> [Work instructions] Produce an exact copy of all the data below, dropping every image.

> [Material shown]
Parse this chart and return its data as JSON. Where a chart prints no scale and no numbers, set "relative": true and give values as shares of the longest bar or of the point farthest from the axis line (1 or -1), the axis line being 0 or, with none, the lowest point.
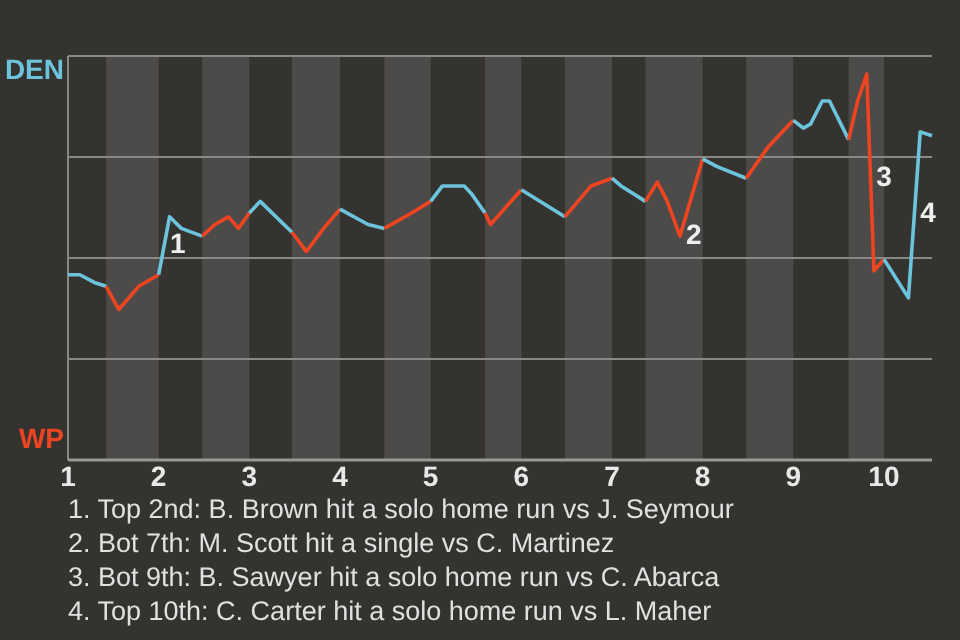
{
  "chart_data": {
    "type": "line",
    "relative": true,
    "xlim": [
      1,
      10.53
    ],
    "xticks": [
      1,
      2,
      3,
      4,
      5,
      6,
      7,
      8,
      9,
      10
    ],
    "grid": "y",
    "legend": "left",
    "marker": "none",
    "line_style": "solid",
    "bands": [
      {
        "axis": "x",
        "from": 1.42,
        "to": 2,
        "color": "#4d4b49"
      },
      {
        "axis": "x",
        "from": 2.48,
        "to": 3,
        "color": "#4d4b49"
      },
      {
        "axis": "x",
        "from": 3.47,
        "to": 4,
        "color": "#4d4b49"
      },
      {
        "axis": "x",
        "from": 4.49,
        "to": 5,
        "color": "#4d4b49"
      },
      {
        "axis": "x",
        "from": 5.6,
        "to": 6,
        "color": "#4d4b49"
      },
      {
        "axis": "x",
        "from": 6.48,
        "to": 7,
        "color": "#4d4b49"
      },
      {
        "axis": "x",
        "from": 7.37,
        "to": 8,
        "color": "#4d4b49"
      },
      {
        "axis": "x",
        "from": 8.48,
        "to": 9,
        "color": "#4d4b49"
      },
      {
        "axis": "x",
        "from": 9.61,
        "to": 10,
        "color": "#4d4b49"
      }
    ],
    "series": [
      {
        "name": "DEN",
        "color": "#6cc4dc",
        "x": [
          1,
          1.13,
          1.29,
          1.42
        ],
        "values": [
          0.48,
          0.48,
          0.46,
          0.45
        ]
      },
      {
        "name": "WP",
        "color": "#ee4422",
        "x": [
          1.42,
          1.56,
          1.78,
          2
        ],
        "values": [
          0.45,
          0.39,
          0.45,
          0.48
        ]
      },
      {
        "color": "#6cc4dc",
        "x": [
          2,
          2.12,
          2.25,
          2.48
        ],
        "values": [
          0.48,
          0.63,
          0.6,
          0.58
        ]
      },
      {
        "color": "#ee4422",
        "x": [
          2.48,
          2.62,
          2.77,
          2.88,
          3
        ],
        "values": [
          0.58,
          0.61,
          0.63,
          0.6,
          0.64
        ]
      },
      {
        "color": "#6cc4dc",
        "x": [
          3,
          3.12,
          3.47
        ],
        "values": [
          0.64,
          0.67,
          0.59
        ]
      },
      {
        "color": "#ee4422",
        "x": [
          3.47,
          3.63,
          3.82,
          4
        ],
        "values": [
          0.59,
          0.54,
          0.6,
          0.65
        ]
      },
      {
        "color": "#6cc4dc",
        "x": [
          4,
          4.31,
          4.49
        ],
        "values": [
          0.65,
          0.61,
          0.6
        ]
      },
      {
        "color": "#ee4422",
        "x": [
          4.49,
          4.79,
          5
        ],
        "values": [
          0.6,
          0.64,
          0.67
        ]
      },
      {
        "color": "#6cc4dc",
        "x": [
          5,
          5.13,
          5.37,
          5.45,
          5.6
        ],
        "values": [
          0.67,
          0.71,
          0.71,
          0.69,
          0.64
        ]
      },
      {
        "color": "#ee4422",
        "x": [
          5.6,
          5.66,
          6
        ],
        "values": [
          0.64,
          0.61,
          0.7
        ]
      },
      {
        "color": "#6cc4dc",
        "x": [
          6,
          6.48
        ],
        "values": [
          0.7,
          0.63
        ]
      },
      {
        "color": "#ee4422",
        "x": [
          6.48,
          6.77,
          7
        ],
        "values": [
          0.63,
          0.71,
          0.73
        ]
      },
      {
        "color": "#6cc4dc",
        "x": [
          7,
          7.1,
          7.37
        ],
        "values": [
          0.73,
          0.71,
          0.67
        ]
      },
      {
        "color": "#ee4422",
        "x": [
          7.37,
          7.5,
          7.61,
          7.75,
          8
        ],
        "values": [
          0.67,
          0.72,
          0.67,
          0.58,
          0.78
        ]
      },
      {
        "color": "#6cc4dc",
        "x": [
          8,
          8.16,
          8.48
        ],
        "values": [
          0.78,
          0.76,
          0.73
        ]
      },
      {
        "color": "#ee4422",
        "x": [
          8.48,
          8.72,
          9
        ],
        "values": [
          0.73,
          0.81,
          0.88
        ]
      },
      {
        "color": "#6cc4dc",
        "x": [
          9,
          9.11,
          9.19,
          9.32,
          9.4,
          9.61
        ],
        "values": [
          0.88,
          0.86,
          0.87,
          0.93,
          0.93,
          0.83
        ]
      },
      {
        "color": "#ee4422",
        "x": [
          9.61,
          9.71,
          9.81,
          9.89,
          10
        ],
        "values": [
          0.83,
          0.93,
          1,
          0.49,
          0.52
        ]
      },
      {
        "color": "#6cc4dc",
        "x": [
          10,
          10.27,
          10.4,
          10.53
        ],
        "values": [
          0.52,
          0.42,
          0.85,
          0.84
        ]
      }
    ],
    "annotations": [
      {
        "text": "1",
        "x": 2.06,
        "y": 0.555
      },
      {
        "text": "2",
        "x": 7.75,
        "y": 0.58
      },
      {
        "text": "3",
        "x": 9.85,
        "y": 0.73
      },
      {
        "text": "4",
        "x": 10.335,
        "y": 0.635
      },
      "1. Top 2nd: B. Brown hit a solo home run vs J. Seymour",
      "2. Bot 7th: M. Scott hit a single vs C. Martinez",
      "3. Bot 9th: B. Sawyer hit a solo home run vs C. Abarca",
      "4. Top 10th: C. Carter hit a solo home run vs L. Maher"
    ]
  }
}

> [Response to this task]
Parse this chart and return its data as JSON. Where a chart prints no scale and no numbers, set "relative": true and give values as shares of the longest bar or of the point farthest from the axis line (1 or -1), the axis line being 0 or, with none, the lowest point.
{
  "chart_data": {
    "type": "line",
    "relative": true,
    "xlim": [
      1,
      10.53
    ],
    "xticks": [
      1,
      2,
      3,
      4,
      5,
      6,
      7,
      8,
      9,
      10
    ],
    "grid": "y",
    "legend": "left",
    "marker": "none",
    "line_style": "solid",
    "bands": [
      {
        "axis": "x",
        "from": 1.42,
        "to": 2,
        "color": "#4d4b49"
      },
      {
        "axis": "x",
        "from": 2.48,
        "to": 3,
        "color": "#4d4b49"
      },
      {
        "axis": "x",
        "from": 3.47,
        "to": 4,
        "color": "#4d4b49"
      },
      {
        "axis": "x",
        "from": 4.49,
        "to": 5,
        "color": "#4d4b49"
      },
      {
        "axis": "x",
        "from": 5.6,
        "to": 6,
        "color": "#4d4b49"
      },
      {
        "axis": "x",
        "from": 6.48,
        "to": 7,
        "color": "#4d4b49"
      },
      {
        "axis": "x",
        "from": 7.37,
        "to": 8,
        "color": "#4d4b49"
      },
      {
        "axis": "x",
        "from": 8.48,
        "to": 9,
        "color": "#4d4b49"
      },
      {
        "axis": "x",
        "from": 9.61,
        "to": 10,
        "color": "#4d4b49"
      }
    ],
    "series": [
      {
        "name": "DEN",
        "color": "#6cc4dc",
        "x": [
          1,
          1.13,
          1.29,
          1.42
        ],
        "values": [
          0.48,
          0.48,
          0.46,
          0.45
        ]
      },
      {
        "name": "WP",
        "color": "#ee4422",
        "x": [
          1.42,
          1.56,
          1.78,
          2
        ],
        "values": [
          0.45,
          0.39,
          0.45,
          0.48
        ]
      },
      {
        "color": "#6cc4dc",
        "x": [
          2,
          2.12,
          2.25,
          2.48
        ],
        "values": [
          0.48,
          0.63,
          0.6,
          0.58
        ]
      },
      {
        "color": "#ee4422",
        "x": [
          2.48,
          2.62,
          2.77,
          2.88,
          3
        ],
        "values": [
          0.58,
          0.61,
          0.63,
          0.6,
          0.64
        ]
      },
      {
        "color": "#6cc4dc",
        "x": [
          3,
          3.12,
          3.47
        ],
        "values": [
          0.64,
          0.67,
          0.59
        ]
      },
      {
        "color": "#ee4422",
        "x": [
          3.47,
          3.63,
          3.82,
          4
        ],
        "values": [
          0.59,
          0.54,
          0.6,
          0.65
        ]
      },
      {
        "color": "#6cc4dc",
        "x": [
          4,
          4.31,
          4.49
        ],
        "values": [
          0.65,
          0.61,
          0.6
        ]
      },
      {
        "color": "#ee4422",
        "x": [
          4.49,
          4.79,
          5
        ],
        "values": [
          0.6,
          0.64,
          0.67
        ]
      },
      {
        "color": "#6cc4dc",
        "x": [
          5,
          5.13,
          5.37,
          5.45,
          5.6
        ],
        "values": [
          0.67,
          0.71,
          0.71,
          0.69,
          0.64
        ]
      },
      {
        "color": "#ee4422",
        "x": [
          5.6,
          5.66,
          6
        ],
        "values": [
          0.64,
          0.61,
          0.7
        ]
      },
      {
        "color": "#6cc4dc",
        "x": [
          6,
          6.48
        ],
        "values": [
          0.7,
          0.63
        ]
      },
      {
        "color": "#ee4422",
        "x": [
          6.48,
          6.77,
          7
        ],
        "values": [
          0.63,
          0.71,
          0.73
        ]
      },
      {
        "color": "#6cc4dc",
        "x": [
          7,
          7.1,
          7.37
        ],
        "values": [
          0.73,
          0.71,
          0.67
        ]
      },
      {
        "color": "#ee4422",
        "x": [
          7.37,
          7.5,
          7.61,
          7.75,
          8
        ],
        "values": [
          0.67,
          0.72,
          0.67,
          0.58,
          0.78
        ]
      },
      {
        "color": "#6cc4dc",
        "x": [
          8,
          8.16,
          8.48
        ],
        "values": [
          0.78,
          0.76,
          0.73
        ]
      },
      {
        "color": "#ee4422",
        "x": [
          8.48,
          8.72,
          9
        ],
        "values": [
          0.73,
          0.81,
          0.88
        ]
      },
      {
        "color": "#6cc4dc",
        "x": [
          9,
          9.11,
          9.19,
          9.32,
          9.4,
          9.61
        ],
        "values": [
          0.88,
          0.86,
          0.87,
          0.93,
          0.93,
          0.83
        ]
      },
      {
        "color": "#ee4422",
        "x": [
          9.61,
          9.71,
          9.81,
          9.89,
          10
        ],
        "values": [
          0.83,
          0.93,
          1,
          0.49,
          0.52
        ]
      },
      {
        "color": "#6cc4dc",
        "x": [
          10,
          10.27,
          10.4,
          10.53
        ],
        "values": [
          0.52,
          0.42,
          0.85,
          0.84
        ]
      }
    ],
    "annotations": [
      {
        "text": "1",
        "x": 2.06,
        "y": 0.555
      },
      {
        "text": "2",
        "x": 7.75,
        "y": 0.58
      },
      {
        "text": "3",
        "x": 9.85,
        "y": 0.73
      },
      {
        "text": "4",
        "x": 10.335,
        "y": 0.635
      },
      "1. Top 2nd: B. Brown hit a solo home run vs J. Seymour",
      "2. Bot 7th: M. Scott hit a single vs C. Martinez",
      "3. Bot 9th: B. Sawyer hit a solo home run vs C. Abarca",
      "4. Top 10th: C. Carter hit a solo home run vs L. Maher"
    ]
  }
}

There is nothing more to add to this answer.